Records contained in a dataset
━━━━━━

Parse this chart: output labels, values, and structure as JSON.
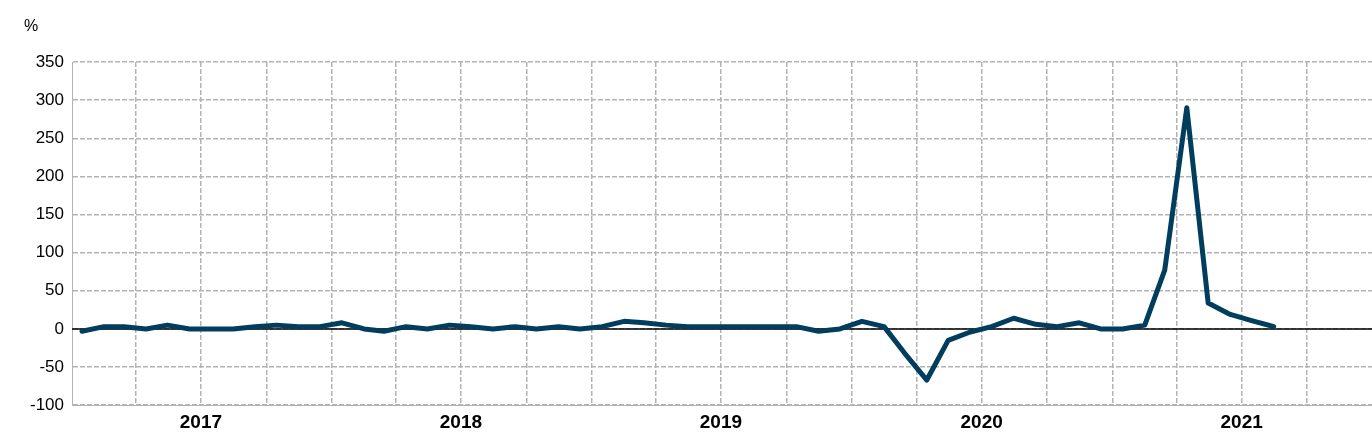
{
  "chart_data": {
    "type": "line",
    "ylabel": "%",
    "x": [
      "2017-01-15",
      "2017-02-15",
      "2017-03-15",
      "2017-04-15",
      "2017-05-15",
      "2017-06-15",
      "2017-07-15",
      "2017-08-15",
      "2017-09-15",
      "2017-10-15",
      "2017-11-15",
      "2017-12-15",
      "2018-01-15",
      "2018-02-15",
      "2018-03-15",
      "2018-04-15",
      "2018-05-15",
      "2018-06-15",
      "2018-07-15",
      "2018-08-15",
      "2018-09-15",
      "2018-10-15",
      "2018-11-15",
      "2018-12-15",
      "2019-01-15",
      "2019-02-15",
      "2019-03-15",
      "2019-04-15",
      "2019-05-15",
      "2019-06-15",
      "2019-07-15",
      "2019-08-15",
      "2019-09-15",
      "2019-10-15",
      "2019-11-15",
      "2019-12-15",
      "2020-01-15",
      "2020-02-15",
      "2020-03-15",
      "2020-04-15",
      "2020-05-15",
      "2020-06-15",
      "2020-07-15",
      "2020-08-15",
      "2020-09-15",
      "2020-10-15",
      "2020-11-15",
      "2020-12-15",
      "2021-01-15",
      "2021-02-15",
      "2021-03-15",
      "2021-04-15",
      "2021-05-15",
      "2021-06-15",
      "2021-07-15",
      "2021-08-15"
    ],
    "series": [
      {
        "color": "#013d5c",
        "values": [
          -3,
          3,
          3,
          0,
          5,
          0,
          0,
          0,
          3,
          5,
          3,
          3,
          8,
          0,
          -3,
          3,
          0,
          5,
          3,
          0,
          3,
          0,
          3,
          0,
          3,
          10,
          8,
          5,
          3,
          3,
          3,
          3,
          3,
          3,
          -3,
          0,
          10,
          3,
          -32,
          -67,
          -15,
          -4,
          3,
          14,
          6,
          3,
          8,
          0,
          0,
          5,
          77,
          290,
          34,
          19,
          11,
          3
        ]
      }
    ],
    "xlim": [
      "2017-01-01",
      "2021-12-31"
    ],
    "xticks": [
      {
        "value": "2017-04-01",
        "label": null
      },
      {
        "value": "2017-07-01",
        "label": "2017"
      },
      {
        "value": "2017-10-01",
        "label": null
      },
      {
        "value": "2018-01-01",
        "label": null
      },
      {
        "value": "2018-04-01",
        "label": null
      },
      {
        "value": "2018-07-01",
        "label": "2018"
      },
      {
        "value": "2018-10-01",
        "label": null
      },
      {
        "value": "2019-01-01",
        "label": null
      },
      {
        "value": "2019-04-01",
        "label": null
      },
      {
        "value": "2019-07-01",
        "label": "2019"
      },
      {
        "value": "2019-10-01",
        "label": null
      },
      {
        "value": "2020-01-01",
        "label": null
      },
      {
        "value": "2020-04-01",
        "label": null
      },
      {
        "value": "2020-07-01",
        "label": "2020"
      },
      {
        "value": "2020-10-01",
        "label": null
      },
      {
        "value": "2021-01-01",
        "label": null
      },
      {
        "value": "2021-04-01",
        "label": null
      },
      {
        "value": "2021-07-01",
        "label": "2021"
      },
      {
        "value": "2021-10-01",
        "label": null
      }
    ],
    "ylim": [
      -100,
      350
    ],
    "yticks": [
      -100,
      -50,
      0,
      50,
      100,
      150,
      200,
      250,
      300,
      350
    ],
    "grid": true,
    "legend": false,
    "marker": "none",
    "line_style": "solid",
    "ref_lines": [
      {
        "axis": "y",
        "value": 0,
        "color": "#000000"
      }
    ]
  }
}
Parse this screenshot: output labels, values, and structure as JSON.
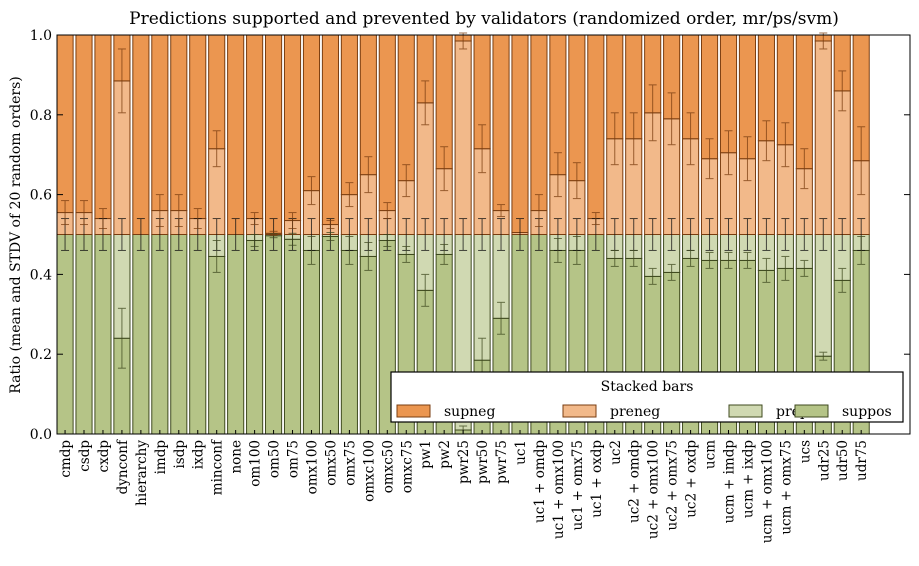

━━━━━━

Extract each line holding the string "Parse".

Finished exercise -
Parse this chart: output labels, values, and structure as JSON.
Parse this screenshot: output labels, values, and structure as JSON.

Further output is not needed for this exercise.